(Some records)

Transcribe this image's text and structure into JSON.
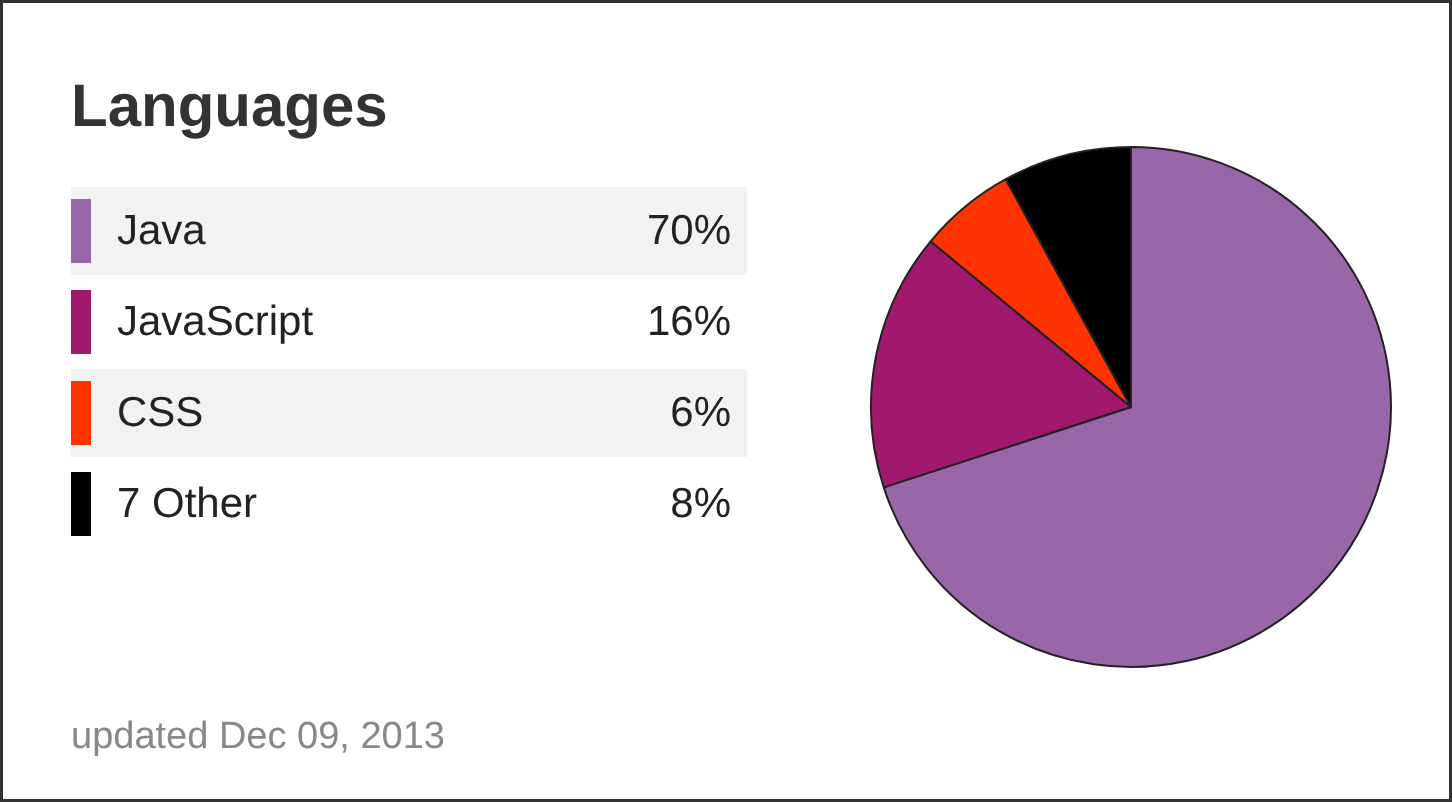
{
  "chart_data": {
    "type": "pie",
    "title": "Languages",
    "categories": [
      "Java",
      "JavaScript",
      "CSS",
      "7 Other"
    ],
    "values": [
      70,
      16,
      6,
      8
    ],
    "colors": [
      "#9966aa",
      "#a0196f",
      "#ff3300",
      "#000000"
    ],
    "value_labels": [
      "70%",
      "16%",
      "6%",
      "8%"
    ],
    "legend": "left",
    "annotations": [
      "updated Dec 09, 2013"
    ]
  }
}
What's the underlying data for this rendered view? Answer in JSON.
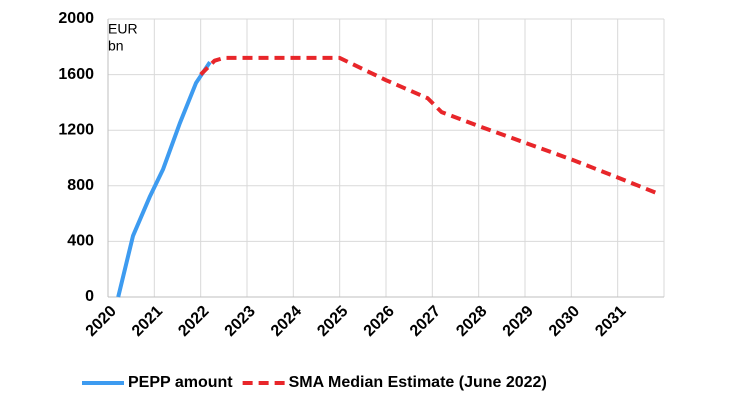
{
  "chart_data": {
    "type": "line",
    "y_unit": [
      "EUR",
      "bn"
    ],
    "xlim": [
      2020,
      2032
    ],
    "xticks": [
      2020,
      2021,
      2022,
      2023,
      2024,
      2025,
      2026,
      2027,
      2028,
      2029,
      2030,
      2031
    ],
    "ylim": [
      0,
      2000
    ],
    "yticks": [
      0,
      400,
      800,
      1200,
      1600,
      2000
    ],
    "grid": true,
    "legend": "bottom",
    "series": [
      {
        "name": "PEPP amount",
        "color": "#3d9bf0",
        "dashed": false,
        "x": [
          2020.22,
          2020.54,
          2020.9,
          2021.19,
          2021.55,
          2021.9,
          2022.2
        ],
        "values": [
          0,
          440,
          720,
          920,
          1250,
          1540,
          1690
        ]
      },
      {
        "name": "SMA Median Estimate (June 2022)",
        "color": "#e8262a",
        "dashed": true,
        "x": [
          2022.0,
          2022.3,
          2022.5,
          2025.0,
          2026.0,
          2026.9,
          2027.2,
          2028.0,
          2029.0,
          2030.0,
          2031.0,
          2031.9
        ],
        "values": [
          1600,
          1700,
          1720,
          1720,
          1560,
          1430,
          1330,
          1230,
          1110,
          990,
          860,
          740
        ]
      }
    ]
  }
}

PROBLEM DESCRIPTION: Omit every picture, and otherwise quote the entries exactly.

RESULT:
Transcribe this image's text and structure into JSON.
{
  "chart_data": {
    "type": "pie",
    "title": "Languages",
    "categories": [
      "Java",
      "JavaScript",
      "CSS",
      "7 Other"
    ],
    "values": [
      70,
      16,
      6,
      8
    ],
    "colors": [
      "#9966aa",
      "#a0196f",
      "#ff3300",
      "#000000"
    ],
    "value_labels": [
      "70%",
      "16%",
      "6%",
      "8%"
    ],
    "legend": "left",
    "annotations": [
      "updated Dec 09, 2013"
    ]
  }
}
What's the underlying data for this rendered view? Answer in JSON.
{
  "chart_data": {
    "type": "line",
    "y_unit": [
      "EUR",
      "bn"
    ],
    "xlim": [
      2020,
      2032
    ],
    "xticks": [
      2020,
      2021,
      2022,
      2023,
      2024,
      2025,
      2026,
      2027,
      2028,
      2029,
      2030,
      2031
    ],
    "ylim": [
      0,
      2000
    ],
    "yticks": [
      0,
      400,
      800,
      1200,
      1600,
      2000
    ],
    "grid": true,
    "legend": "bottom",
    "series": [
      {
        "name": "PEPP amount",
        "color": "#3d9bf0",
        "dashed": false,
        "x": [
          2020.22,
          2020.54,
          2020.9,
          2021.19,
          2021.55,
          2021.9,
          2022.2
        ],
        "values": [
          0,
          440,
          720,
          920,
          1250,
          1540,
          1690
        ]
      },
      {
        "name": "SMA Median Estimate (June 2022)",
        "color": "#e8262a",
        "dashed": true,
        "x": [
          2022.0,
          2022.3,
          2022.5,
          2025.0,
          2026.0,
          2026.9,
          2027.2,
          2028.0,
          2029.0,
          2030.0,
          2031.0,
          2031.9
        ],
        "values": [
          1600,
          1700,
          1720,
          1720,
          1560,
          1430,
          1330,
          1230,
          1110,
          990,
          860,
          740
        ]
      }
    ]
  }
}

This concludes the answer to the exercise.